- _Problem to work on_: Everything in the listing except the pictures should be written out exactly.
# Start of Stored rows
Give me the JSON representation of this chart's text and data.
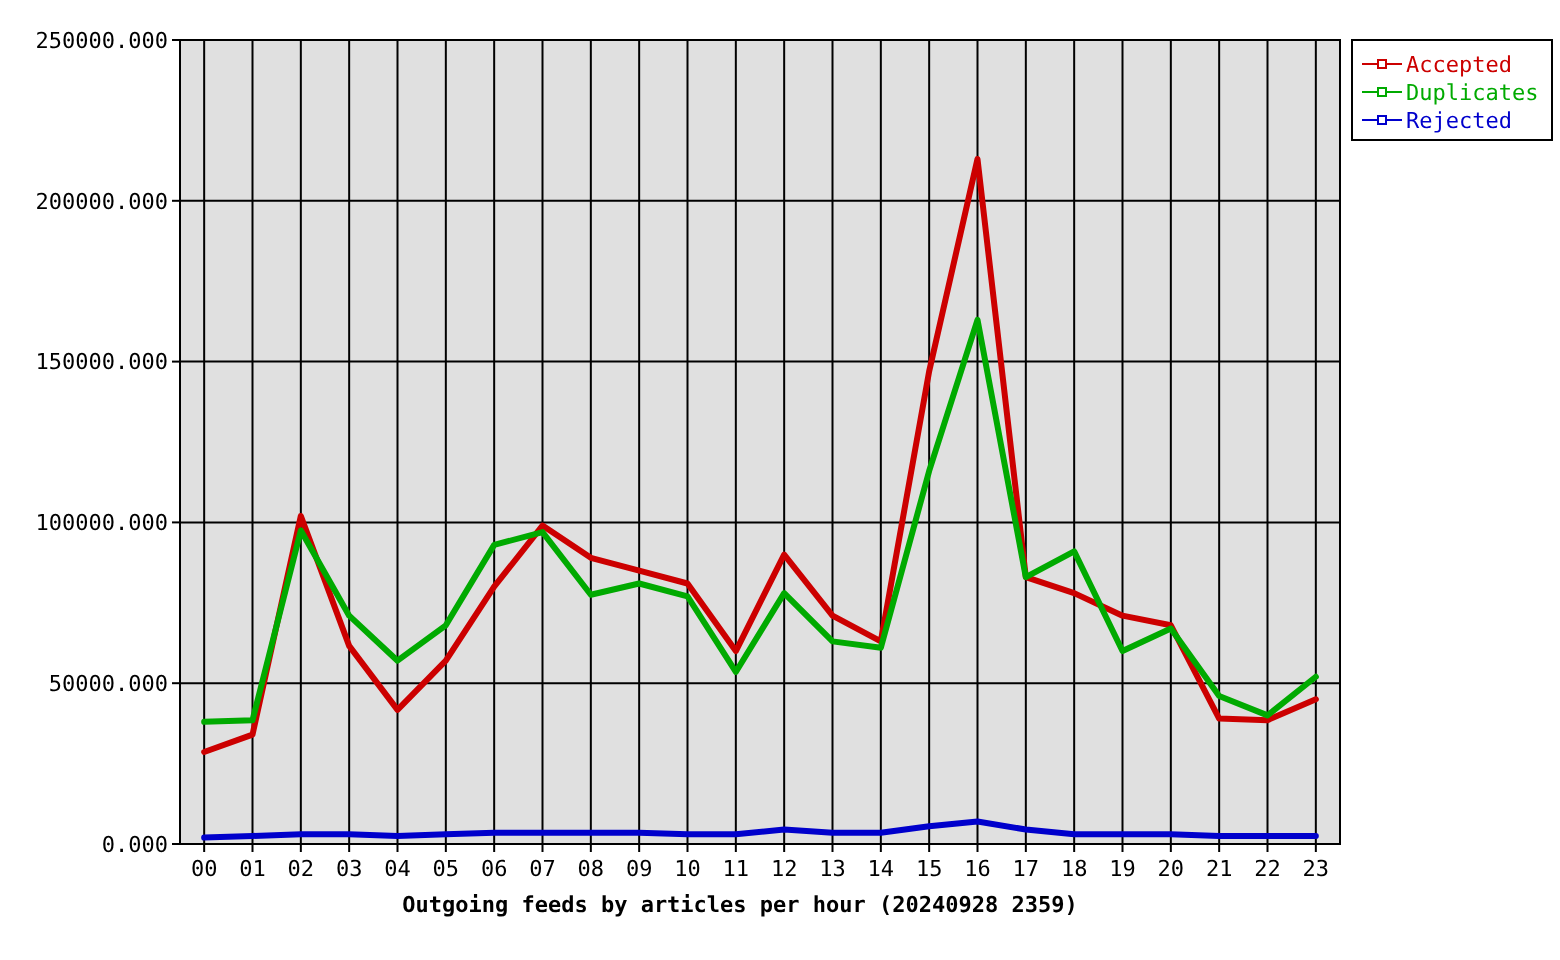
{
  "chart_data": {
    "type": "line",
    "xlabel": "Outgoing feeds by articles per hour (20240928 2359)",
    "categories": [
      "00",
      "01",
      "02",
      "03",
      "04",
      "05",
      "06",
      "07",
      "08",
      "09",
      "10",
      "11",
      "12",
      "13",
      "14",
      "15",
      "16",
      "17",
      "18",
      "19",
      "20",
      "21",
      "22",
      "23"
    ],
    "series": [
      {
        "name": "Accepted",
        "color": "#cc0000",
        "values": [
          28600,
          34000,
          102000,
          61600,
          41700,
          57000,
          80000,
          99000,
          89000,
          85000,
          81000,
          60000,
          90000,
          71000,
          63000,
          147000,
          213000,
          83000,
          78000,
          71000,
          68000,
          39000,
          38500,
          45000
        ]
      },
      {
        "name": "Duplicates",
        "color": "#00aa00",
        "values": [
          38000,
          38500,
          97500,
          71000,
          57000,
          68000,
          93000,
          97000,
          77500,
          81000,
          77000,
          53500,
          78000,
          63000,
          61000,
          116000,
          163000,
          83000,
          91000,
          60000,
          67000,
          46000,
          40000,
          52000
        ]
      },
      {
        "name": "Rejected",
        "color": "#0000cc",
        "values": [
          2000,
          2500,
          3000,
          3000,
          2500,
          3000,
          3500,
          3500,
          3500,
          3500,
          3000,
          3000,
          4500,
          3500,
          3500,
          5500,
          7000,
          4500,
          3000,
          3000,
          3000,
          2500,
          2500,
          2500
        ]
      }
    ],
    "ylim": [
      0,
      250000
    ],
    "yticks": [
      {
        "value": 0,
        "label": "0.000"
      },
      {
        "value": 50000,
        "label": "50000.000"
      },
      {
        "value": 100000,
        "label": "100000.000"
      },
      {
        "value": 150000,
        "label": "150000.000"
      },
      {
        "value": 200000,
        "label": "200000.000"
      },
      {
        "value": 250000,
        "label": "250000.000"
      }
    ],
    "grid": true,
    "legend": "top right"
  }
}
# End of Stored rows
- _Exercise response_:
Give me the JSON representation of this chart's text and data.
{
  "chart_data": {
    "type": "line",
    "xlabel": "Outgoing feeds by articles per hour (20240928 2359)",
    "categories": [
      "00",
      "01",
      "02",
      "03",
      "04",
      "05",
      "06",
      "07",
      "08",
      "09",
      "10",
      "11",
      "12",
      "13",
      "14",
      "15",
      "16",
      "17",
      "18",
      "19",
      "20",
      "21",
      "22",
      "23"
    ],
    "series": [
      {
        "name": "Accepted",
        "color": "#cc0000",
        "values": [
          28600,
          34000,
          102000,
          61600,
          41700,
          57000,
          80000,
          99000,
          89000,
          85000,
          81000,
          60000,
          90000,
          71000,
          63000,
          147000,
          213000,
          83000,
          78000,
          71000,
          68000,
          39000,
          38500,
          45000
        ]
      },
      {
        "name": "Duplicates",
        "color": "#00aa00",
        "values": [
          38000,
          38500,
          97500,
          71000,
          57000,
          68000,
          93000,
          97000,
          77500,
          81000,
          77000,
          53500,
          78000,
          63000,
          61000,
          116000,
          163000,
          83000,
          91000,
          60000,
          67000,
          46000,
          40000,
          52000
        ]
      },
      {
        "name": "Rejected",
        "color": "#0000cc",
        "values": [
          2000,
          2500,
          3000,
          3000,
          2500,
          3000,
          3500,
          3500,
          3500,
          3500,
          3000,
          3000,
          4500,
          3500,
          3500,
          5500,
          7000,
          4500,
          3000,
          3000,
          3000,
          2500,
          2500,
          2500
        ]
      }
    ],
    "ylim": [
      0,
      250000
    ],
    "yticks": [
      {
        "value": 0,
        "label": "0.000"
      },
      {
        "value": 50000,
        "label": "50000.000"
      },
      {
        "value": 100000,
        "label": "100000.000"
      },
      {
        "value": 150000,
        "label": "150000.000"
      },
      {
        "value": 200000,
        "label": "200000.000"
      },
      {
        "value": 250000,
        "label": "250000.000"
      }
    ],
    "grid": true,
    "legend": "top right"
  }
}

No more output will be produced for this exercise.